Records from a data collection
---------------

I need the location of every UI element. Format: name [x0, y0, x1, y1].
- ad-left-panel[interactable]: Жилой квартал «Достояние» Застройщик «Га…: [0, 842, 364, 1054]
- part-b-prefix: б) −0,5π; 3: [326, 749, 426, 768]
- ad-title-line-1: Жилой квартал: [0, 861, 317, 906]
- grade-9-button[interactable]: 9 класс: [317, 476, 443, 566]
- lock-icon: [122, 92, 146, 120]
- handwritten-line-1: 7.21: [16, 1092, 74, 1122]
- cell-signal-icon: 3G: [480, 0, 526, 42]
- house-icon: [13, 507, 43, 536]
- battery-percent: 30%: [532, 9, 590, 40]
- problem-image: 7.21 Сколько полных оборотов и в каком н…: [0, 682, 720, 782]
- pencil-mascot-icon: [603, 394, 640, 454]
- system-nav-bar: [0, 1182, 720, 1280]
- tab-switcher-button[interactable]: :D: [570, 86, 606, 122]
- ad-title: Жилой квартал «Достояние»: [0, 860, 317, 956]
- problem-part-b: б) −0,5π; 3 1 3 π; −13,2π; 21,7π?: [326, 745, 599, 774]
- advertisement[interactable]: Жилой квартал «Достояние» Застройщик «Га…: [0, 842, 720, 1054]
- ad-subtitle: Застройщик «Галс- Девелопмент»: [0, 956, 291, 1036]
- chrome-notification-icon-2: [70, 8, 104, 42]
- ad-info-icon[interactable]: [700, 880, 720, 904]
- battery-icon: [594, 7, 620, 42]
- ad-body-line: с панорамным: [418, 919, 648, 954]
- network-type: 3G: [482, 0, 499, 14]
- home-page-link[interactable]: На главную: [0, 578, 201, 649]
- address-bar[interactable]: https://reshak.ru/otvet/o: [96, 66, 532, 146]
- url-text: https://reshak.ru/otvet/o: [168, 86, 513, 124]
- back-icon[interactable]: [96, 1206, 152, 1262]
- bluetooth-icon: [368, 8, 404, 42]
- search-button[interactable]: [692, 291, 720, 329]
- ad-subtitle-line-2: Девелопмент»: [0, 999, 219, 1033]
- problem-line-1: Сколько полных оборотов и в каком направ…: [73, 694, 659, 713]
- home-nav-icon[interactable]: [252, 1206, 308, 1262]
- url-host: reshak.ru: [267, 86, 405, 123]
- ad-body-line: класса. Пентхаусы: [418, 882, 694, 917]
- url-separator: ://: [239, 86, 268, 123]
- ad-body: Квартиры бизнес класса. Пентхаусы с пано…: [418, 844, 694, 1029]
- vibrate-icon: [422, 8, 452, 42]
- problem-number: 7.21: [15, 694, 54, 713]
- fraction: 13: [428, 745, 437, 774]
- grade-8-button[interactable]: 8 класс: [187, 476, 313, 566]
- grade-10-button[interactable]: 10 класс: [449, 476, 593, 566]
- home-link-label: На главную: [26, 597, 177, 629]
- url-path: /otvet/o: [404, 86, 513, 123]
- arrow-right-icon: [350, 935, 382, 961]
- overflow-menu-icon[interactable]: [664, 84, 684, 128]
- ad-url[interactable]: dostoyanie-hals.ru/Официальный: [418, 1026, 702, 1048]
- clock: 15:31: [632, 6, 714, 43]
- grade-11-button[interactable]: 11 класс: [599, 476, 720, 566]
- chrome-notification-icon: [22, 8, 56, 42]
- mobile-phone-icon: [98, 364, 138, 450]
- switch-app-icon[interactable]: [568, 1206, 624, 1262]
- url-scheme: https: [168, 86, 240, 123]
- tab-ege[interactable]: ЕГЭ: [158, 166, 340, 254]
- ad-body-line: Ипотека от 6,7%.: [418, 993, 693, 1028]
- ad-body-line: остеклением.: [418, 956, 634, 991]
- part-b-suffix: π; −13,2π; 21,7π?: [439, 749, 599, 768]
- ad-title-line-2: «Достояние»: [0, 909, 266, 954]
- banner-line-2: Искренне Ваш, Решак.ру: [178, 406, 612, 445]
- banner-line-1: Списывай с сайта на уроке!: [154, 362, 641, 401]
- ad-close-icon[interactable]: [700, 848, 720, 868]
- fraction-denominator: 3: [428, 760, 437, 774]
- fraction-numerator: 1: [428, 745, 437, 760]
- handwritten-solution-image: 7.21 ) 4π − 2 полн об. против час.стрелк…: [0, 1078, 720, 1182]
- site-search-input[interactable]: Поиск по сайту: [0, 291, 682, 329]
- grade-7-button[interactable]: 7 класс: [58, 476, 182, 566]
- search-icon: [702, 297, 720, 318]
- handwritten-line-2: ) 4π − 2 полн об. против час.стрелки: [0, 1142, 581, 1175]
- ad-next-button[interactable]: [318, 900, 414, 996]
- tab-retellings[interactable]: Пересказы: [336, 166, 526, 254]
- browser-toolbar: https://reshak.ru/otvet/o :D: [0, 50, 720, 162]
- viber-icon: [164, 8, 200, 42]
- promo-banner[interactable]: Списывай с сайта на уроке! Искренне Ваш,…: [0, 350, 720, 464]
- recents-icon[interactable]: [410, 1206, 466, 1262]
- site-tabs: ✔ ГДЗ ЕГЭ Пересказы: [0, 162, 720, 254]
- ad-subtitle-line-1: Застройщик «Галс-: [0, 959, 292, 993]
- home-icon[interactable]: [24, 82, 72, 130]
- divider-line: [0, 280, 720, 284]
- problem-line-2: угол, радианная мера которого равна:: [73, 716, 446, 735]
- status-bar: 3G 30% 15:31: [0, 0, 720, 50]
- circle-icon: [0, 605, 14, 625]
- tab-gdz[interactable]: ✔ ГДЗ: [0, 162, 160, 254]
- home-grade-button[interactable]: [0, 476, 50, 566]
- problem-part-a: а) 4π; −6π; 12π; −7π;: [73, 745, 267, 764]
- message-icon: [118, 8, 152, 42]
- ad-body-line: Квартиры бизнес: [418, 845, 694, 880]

---------------

Please rewrite the records above, replacing every "ad-body-line" with "ad-text-line" and keeping everything else unchanged.

I need the location of every UI element. Format: name [x0, y0, x1, y1].
- ad-left-panel[interactable]: Жилой квартал «Достояние» Застройщик «Га…: [0, 842, 364, 1054]
- part-b-prefix: б) −0,5π; 3: [326, 749, 426, 768]
- ad-title-line-1: Жилой квартал: [0, 861, 317, 906]
- grade-9-button[interactable]: 9 класс: [317, 476, 443, 566]
- lock-icon: [122, 92, 146, 120]
- handwritten-line-1: 7.21: [16, 1092, 74, 1122]
- cell-signal-icon: 3G: [480, 0, 526, 42]
- house-icon: [13, 507, 43, 536]
- battery-percent: 30%: [532, 9, 590, 40]
- problem-image: 7.21 Сколько полных оборотов и в каком н…: [0, 682, 720, 782]
- pencil-mascot-icon: [603, 394, 640, 454]
- system-nav-bar: [0, 1182, 720, 1280]
- tab-switcher-button[interactable]: :D: [570, 86, 606, 122]
- ad-title: Жилой квартал «Достояние»: [0, 860, 317, 956]
- problem-part-b: б) −0,5π; 3 1 3 π; −13,2π; 21,7π?: [326, 745, 599, 774]
- advertisement[interactable]: Жилой квартал «Достояние» Застройщик «Га…: [0, 842, 720, 1054]
- ad-subtitle: Застройщик «Галс- Девелопмент»: [0, 956, 291, 1036]
- chrome-notification-icon-2: [70, 8, 104, 42]
- ad-info-icon[interactable]: [700, 880, 720, 904]
- battery-icon: [594, 7, 620, 42]
- ad-text-line: с панорамным: [418, 919, 648, 954]
- network-type: 3G: [482, 0, 499, 14]
- home-page-link[interactable]: На главную: [0, 578, 201, 649]
- address-bar[interactable]: https://reshak.ru/otvet/o: [96, 66, 532, 146]
- url-text: https://reshak.ru/otvet/o: [168, 86, 513, 124]
- back-icon[interactable]: [96, 1206, 152, 1262]
- bluetooth-icon: [368, 8, 404, 42]
- search-button[interactable]: [692, 291, 720, 329]
- ad-subtitle-line-2: Девелопмент»: [0, 999, 219, 1033]
- problem-line-1: Сколько полных оборотов и в каком направ…: [73, 694, 659, 713]
- home-nav-icon[interactable]: [252, 1206, 308, 1262]
- url-host: reshak.ru: [267, 86, 405, 123]
- ad-text-line: класса. Пентхаусы: [418, 882, 694, 917]
- url-separator: ://: [239, 86, 268, 123]
- ad-body: Квартиры бизнес класса. Пентхаусы с пано…: [418, 844, 694, 1029]
- vibrate-icon: [422, 8, 452, 42]
- problem-number: 7.21: [15, 694, 54, 713]
- fraction: 13: [428, 745, 437, 774]
- grade-8-button[interactable]: 8 класс: [187, 476, 313, 566]
- grade-10-button[interactable]: 10 класс: [449, 476, 593, 566]
- home-link-label: На главную: [26, 597, 177, 629]
- url-path: /otvet/o: [404, 86, 513, 123]
- arrow-right-icon: [350, 935, 382, 961]
- overflow-menu-icon[interactable]: [664, 84, 684, 128]
- ad-url[interactable]: dostoyanie-hals.ru/Официальный: [418, 1026, 702, 1048]
- clock: 15:31: [632, 6, 714, 43]
- grade-11-button[interactable]: 11 класс: [599, 476, 720, 566]
- chrome-notification-icon: [22, 8, 56, 42]
- mobile-phone-icon: [98, 364, 138, 450]
- switch-app-icon[interactable]: [568, 1206, 624, 1262]
- url-scheme: https: [168, 86, 240, 123]
- tab-ege[interactable]: ЕГЭ: [158, 166, 340, 254]
- ad-text-line: Ипотека от 6,7%.: [418, 993, 693, 1028]
- ad-text-line: остеклением.: [418, 956, 634, 991]
- part-b-suffix: π; −13,2π; 21,7π?: [439, 749, 599, 768]
- ad-title-line-2: «Достояние»: [0, 909, 266, 954]
- banner-line-2: Искренне Ваш, Решак.ру: [178, 406, 612, 445]
- banner-line-1: Списывай с сайта на уроке!: [154, 362, 641, 401]
- ad-close-icon[interactable]: [700, 848, 720, 868]
- fraction-denominator: 3: [428, 760, 437, 774]
- fraction-numerator: 1: [428, 745, 437, 760]
- handwritten-solution-image: 7.21 ) 4π − 2 полн об. против час.стрелк…: [0, 1078, 720, 1182]
- site-search-input[interactable]: Поиск по сайту: [0, 291, 682, 329]
- grade-7-button[interactable]: 7 класс: [58, 476, 182, 566]
- search-icon: [702, 297, 720, 318]
- handwritten-line-2: ) 4π − 2 полн об. против час.стрелки: [0, 1142, 581, 1175]
- ad-next-button[interactable]: [318, 900, 414, 996]
- tab-retellings[interactable]: Пересказы: [336, 166, 526, 254]
- browser-toolbar: https://reshak.ru/otvet/o :D: [0, 50, 720, 162]
- viber-icon: [164, 8, 200, 42]
- promo-banner[interactable]: Списывай с сайта на уроке! Искренне Ваш,…: [0, 350, 720, 464]
- recents-icon[interactable]: [410, 1206, 466, 1262]
- site-tabs: ✔ ГДЗ ЕГЭ Пересказы: [0, 162, 720, 254]
- ad-subtitle-line-1: Застройщик «Галс-: [0, 959, 292, 993]
- home-icon[interactable]: [24, 82, 72, 130]
- divider-line: [0, 280, 720, 284]
- problem-line-2: угол, радианная мера которого равна:: [73, 716, 446, 735]
- status-bar: 3G 30% 15:31: [0, 0, 720, 50]
- circle-icon: [0, 605, 14, 625]
- tab-gdz[interactable]: ✔ ГДЗ: [0, 162, 160, 254]
- home-grade-button[interactable]: [0, 476, 50, 566]
- problem-part-a: а) 4π; −6π; 12π; −7π;: [73, 745, 267, 764]
- message-icon: [118, 8, 152, 42]
- ad-text-line: Квартиры бизнес: [418, 845, 694, 880]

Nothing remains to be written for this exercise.